● **YOUR TASK**
Count every line below in which "name" occurs, then give only the count.

Dataset entries
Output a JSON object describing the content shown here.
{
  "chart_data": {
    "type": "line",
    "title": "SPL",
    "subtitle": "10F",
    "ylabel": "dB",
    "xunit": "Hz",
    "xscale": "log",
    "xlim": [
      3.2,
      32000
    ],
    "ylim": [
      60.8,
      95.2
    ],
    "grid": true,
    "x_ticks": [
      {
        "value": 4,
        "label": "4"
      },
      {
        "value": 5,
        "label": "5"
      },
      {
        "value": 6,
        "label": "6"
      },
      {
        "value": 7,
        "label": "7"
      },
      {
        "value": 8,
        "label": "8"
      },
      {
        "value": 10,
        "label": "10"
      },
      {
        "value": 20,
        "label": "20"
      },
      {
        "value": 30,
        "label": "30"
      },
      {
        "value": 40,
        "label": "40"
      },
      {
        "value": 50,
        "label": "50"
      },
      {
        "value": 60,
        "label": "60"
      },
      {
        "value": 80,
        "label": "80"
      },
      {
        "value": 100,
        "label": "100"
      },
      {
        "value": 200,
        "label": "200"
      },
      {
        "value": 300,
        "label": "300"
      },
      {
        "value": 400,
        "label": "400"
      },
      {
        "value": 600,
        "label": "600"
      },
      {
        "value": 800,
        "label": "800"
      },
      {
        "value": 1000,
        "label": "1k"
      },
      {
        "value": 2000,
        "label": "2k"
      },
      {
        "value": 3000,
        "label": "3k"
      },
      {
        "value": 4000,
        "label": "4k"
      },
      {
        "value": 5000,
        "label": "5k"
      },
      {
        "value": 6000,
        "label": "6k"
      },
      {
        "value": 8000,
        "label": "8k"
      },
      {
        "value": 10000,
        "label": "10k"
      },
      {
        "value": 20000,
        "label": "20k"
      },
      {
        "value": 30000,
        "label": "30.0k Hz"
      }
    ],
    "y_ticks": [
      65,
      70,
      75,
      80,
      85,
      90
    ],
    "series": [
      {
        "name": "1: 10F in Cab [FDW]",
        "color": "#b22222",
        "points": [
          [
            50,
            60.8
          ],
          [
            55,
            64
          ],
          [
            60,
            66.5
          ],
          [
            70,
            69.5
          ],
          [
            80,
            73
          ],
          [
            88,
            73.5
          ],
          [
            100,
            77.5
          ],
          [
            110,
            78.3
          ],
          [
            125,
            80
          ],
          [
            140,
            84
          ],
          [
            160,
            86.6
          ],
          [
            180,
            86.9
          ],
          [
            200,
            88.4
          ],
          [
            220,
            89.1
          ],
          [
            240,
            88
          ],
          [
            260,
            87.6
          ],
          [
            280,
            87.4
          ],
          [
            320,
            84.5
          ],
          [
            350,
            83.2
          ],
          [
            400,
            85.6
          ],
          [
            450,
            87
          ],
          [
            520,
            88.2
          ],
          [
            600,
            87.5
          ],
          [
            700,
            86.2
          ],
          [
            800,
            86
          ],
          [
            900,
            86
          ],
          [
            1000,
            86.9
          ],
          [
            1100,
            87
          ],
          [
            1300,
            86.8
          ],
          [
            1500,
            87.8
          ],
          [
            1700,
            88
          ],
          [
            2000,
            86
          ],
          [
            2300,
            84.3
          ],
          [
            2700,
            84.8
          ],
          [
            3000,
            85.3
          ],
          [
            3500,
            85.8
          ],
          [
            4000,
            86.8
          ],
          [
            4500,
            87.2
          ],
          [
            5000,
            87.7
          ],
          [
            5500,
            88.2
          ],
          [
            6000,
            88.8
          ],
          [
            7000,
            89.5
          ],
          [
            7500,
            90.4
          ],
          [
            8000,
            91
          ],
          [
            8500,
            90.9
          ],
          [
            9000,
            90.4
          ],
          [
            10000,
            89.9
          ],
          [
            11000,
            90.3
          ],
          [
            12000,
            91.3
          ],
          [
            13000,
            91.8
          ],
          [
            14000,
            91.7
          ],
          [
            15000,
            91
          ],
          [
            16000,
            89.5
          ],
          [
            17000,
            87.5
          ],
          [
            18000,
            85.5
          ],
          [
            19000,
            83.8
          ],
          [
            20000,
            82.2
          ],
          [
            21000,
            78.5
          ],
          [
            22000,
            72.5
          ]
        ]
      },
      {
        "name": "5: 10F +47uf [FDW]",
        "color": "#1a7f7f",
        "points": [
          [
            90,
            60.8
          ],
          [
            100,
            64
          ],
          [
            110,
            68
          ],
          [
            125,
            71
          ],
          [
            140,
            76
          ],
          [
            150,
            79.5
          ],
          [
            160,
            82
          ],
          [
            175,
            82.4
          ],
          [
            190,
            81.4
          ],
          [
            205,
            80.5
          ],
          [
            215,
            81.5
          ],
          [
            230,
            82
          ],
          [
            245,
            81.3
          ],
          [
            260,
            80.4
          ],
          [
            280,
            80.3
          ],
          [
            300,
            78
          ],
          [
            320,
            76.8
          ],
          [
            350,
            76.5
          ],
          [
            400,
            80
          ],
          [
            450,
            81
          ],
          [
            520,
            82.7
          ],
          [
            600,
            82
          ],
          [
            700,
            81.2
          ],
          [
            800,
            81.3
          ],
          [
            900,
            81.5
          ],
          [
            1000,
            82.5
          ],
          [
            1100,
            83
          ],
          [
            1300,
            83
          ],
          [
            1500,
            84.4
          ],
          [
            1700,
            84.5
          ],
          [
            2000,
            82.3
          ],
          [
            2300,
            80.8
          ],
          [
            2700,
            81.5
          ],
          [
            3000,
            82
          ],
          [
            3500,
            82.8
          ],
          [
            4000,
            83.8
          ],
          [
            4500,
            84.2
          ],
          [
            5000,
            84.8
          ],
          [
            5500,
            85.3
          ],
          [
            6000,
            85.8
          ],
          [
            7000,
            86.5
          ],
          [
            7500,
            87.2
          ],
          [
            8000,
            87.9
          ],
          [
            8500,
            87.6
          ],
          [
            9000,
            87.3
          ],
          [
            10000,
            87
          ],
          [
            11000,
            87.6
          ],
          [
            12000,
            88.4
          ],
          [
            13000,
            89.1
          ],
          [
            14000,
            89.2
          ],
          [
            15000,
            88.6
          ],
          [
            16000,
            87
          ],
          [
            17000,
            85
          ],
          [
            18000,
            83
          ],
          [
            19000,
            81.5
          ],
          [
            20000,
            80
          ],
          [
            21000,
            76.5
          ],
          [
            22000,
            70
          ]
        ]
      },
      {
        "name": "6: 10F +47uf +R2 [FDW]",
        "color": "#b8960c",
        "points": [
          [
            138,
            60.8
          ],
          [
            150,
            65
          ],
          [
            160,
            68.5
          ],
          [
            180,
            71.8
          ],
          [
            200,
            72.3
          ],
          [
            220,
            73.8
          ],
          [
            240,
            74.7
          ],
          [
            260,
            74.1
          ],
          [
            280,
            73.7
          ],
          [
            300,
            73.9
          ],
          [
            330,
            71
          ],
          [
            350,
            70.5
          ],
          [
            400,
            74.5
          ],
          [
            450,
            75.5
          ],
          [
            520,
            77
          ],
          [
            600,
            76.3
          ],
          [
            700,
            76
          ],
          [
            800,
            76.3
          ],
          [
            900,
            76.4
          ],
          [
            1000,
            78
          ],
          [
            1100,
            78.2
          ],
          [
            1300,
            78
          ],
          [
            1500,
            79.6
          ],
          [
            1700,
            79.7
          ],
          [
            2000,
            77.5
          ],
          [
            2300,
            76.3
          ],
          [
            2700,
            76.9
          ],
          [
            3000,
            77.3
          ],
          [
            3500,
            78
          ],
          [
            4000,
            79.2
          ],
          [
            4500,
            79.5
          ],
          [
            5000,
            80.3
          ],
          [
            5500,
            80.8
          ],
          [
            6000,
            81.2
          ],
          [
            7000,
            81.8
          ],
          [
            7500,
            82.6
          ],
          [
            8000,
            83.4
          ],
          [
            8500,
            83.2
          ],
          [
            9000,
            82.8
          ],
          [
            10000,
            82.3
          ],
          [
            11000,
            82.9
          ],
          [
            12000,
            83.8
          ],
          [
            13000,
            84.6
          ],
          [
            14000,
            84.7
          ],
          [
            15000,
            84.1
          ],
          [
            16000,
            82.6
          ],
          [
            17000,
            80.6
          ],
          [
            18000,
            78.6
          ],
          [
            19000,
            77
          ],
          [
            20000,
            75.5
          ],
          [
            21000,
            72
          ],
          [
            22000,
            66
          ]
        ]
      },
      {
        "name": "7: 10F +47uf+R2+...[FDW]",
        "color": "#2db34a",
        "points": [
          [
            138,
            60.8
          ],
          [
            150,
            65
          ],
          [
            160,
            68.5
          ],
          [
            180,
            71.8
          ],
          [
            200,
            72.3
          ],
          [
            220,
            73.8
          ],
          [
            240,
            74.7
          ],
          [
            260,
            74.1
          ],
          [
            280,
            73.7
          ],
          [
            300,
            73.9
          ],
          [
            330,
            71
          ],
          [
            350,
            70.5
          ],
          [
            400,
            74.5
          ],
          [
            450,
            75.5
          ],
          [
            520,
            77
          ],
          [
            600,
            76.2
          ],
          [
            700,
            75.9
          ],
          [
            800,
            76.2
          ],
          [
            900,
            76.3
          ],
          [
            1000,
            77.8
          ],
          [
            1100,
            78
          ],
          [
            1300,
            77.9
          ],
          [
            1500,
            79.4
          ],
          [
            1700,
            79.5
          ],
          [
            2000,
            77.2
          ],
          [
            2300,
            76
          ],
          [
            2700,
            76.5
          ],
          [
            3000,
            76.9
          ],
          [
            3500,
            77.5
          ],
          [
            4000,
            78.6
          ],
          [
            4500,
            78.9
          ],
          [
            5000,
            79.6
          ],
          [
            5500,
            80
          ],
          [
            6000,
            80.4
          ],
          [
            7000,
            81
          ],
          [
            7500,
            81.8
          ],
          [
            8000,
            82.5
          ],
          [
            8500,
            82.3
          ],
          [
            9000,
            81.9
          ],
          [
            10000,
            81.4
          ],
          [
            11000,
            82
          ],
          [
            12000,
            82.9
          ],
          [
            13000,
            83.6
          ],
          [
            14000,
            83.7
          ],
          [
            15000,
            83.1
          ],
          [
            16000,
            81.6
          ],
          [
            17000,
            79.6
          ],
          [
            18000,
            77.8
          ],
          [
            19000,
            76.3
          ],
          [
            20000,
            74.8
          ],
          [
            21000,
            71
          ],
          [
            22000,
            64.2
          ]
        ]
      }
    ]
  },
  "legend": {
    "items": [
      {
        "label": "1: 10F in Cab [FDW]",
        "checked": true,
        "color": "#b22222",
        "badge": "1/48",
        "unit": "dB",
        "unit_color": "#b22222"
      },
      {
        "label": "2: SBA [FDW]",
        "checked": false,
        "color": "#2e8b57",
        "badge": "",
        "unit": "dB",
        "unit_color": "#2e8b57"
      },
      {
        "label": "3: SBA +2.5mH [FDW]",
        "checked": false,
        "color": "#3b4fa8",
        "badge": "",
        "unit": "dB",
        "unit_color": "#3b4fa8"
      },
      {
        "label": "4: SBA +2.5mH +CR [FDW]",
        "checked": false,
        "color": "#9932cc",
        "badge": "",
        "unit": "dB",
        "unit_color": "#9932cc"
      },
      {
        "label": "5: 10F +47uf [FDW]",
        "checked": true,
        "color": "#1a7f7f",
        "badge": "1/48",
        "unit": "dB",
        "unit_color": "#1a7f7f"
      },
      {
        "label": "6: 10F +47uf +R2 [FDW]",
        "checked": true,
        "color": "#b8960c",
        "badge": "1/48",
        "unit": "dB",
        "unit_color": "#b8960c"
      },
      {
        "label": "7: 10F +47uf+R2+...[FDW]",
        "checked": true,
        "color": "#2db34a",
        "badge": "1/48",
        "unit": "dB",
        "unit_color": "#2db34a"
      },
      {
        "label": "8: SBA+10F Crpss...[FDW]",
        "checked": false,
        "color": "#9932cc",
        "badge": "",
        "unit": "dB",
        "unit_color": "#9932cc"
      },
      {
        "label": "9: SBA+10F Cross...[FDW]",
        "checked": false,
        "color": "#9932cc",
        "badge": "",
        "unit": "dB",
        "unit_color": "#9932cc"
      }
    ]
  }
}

● **FINISHED TASK**
4